Extract every line that contains the string "美国国家社会科课程标准".

——————————

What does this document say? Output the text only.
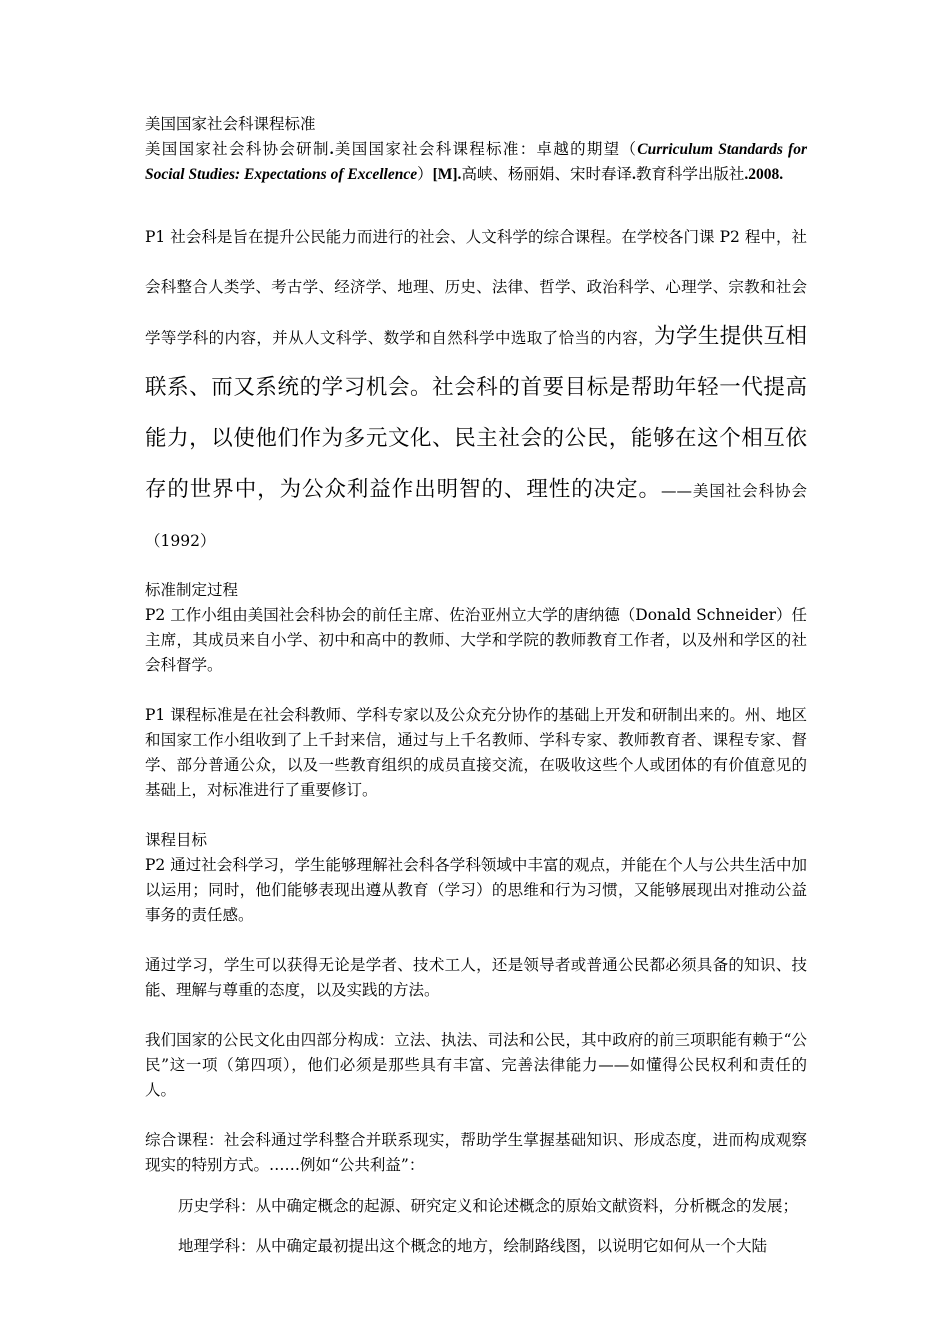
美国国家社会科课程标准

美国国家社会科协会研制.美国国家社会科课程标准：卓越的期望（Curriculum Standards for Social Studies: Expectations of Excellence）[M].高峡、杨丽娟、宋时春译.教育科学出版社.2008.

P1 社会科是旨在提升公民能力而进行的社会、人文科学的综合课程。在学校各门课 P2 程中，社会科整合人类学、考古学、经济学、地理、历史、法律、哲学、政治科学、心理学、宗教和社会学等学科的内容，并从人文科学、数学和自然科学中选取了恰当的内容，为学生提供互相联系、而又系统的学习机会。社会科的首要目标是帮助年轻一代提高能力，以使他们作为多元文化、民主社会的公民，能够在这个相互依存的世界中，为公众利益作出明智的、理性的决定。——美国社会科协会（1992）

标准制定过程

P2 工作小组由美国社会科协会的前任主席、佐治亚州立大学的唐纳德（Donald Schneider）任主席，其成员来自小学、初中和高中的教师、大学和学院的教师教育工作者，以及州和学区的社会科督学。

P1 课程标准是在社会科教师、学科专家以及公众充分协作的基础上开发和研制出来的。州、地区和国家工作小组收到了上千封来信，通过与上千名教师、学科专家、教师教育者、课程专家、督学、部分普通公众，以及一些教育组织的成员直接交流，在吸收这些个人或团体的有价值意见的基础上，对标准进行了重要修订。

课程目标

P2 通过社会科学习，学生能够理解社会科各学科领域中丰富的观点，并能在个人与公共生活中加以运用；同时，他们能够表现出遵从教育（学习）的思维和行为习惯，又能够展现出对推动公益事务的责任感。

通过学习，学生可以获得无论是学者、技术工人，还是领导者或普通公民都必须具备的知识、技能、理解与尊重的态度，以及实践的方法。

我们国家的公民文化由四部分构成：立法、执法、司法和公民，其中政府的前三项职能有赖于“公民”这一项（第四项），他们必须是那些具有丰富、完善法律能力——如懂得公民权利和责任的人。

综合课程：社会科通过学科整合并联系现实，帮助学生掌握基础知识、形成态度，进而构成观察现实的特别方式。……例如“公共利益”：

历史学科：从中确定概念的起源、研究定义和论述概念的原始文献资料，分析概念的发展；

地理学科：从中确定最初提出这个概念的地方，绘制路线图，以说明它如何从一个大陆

——————————

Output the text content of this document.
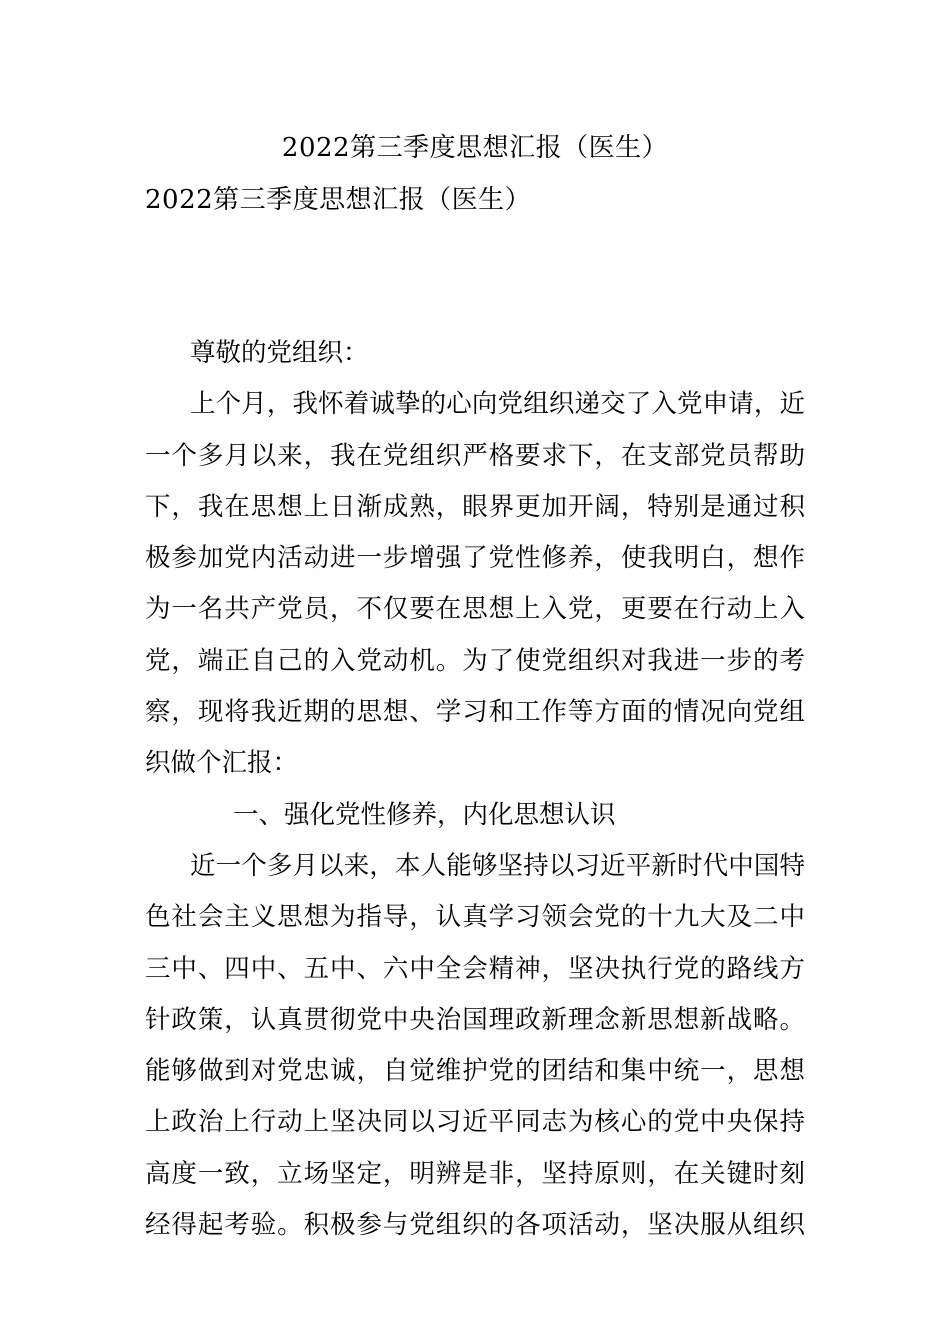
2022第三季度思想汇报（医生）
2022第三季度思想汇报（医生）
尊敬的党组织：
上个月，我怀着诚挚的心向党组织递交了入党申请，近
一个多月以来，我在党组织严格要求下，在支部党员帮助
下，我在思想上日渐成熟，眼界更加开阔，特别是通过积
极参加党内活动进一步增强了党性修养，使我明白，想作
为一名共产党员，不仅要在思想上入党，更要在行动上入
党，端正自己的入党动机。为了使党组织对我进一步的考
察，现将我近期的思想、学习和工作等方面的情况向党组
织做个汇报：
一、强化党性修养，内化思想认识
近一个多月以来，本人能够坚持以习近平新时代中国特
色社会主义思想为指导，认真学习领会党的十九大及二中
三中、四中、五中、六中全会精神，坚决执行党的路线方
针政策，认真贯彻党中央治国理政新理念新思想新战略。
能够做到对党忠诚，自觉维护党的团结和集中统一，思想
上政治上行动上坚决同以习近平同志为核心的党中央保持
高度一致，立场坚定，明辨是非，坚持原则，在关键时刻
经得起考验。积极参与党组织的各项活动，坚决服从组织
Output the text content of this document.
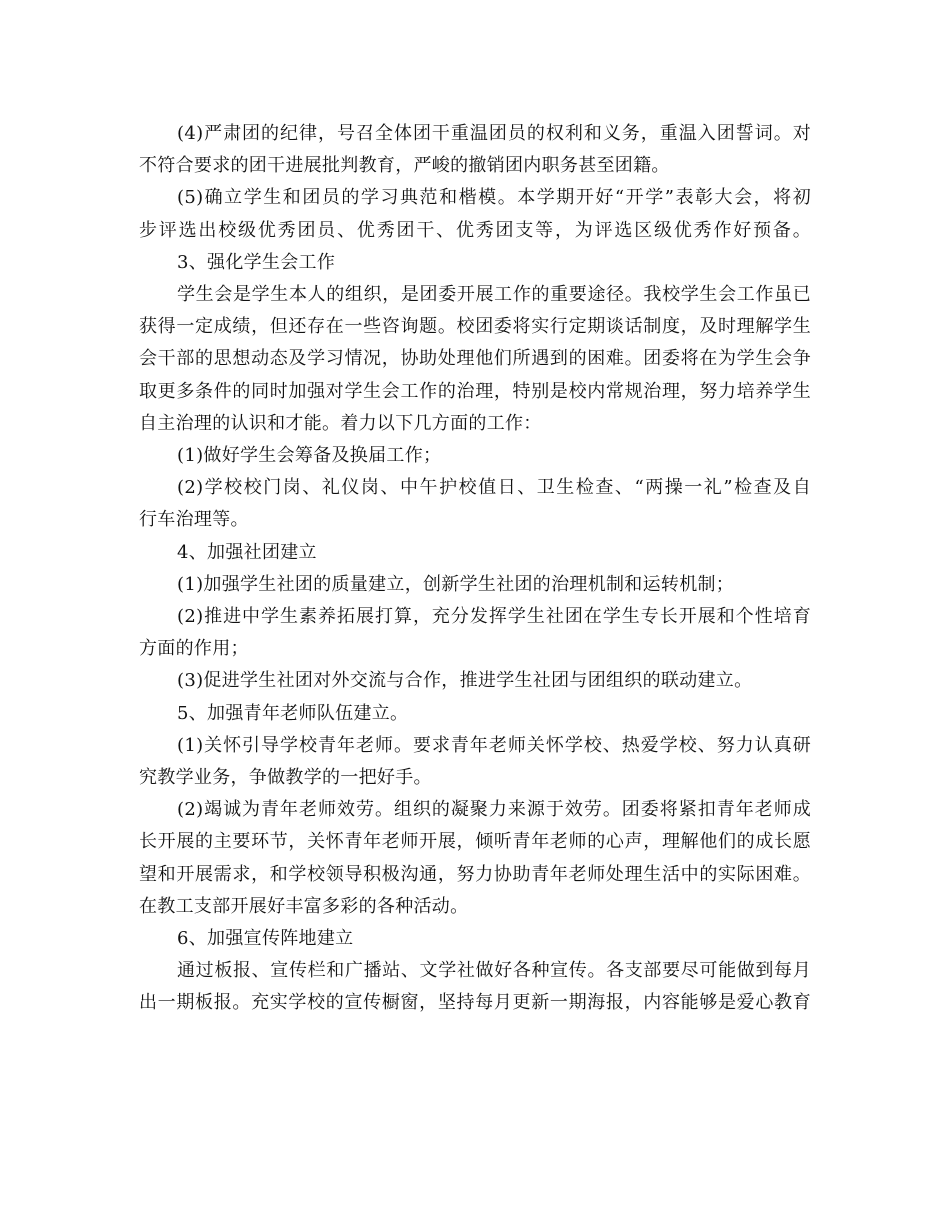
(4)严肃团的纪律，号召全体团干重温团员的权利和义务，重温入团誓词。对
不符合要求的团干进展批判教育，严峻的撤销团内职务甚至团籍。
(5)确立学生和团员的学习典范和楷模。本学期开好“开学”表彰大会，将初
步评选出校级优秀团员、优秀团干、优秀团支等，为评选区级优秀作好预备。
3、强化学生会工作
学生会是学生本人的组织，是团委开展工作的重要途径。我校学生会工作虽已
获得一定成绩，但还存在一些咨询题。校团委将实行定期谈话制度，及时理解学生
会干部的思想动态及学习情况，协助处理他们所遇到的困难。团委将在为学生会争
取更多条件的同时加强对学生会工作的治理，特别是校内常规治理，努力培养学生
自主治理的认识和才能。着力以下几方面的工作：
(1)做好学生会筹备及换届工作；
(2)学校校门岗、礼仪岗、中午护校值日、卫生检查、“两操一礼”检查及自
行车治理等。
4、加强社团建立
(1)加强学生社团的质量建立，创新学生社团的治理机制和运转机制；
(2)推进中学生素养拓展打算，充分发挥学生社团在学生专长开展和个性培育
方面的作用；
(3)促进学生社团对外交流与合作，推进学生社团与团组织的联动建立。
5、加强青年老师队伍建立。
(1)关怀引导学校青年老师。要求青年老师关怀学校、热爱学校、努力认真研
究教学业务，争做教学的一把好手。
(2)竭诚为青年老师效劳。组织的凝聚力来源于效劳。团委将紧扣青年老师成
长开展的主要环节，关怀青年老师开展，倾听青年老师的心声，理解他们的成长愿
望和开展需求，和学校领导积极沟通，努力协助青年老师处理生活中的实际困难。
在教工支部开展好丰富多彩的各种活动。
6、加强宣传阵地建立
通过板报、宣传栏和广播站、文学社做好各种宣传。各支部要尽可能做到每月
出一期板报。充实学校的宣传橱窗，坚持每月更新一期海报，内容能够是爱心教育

——————————

- **TASK SOLUTION**
美国国家社会科课程标准
美国国家社会科协会研制.美国国家社会科课程标准：卓越的期望（Curriculum Standards for Social Studies: Expectations of Excellence）[M].高峡、杨丽娟、宋时春译.教育科学出版社.2008.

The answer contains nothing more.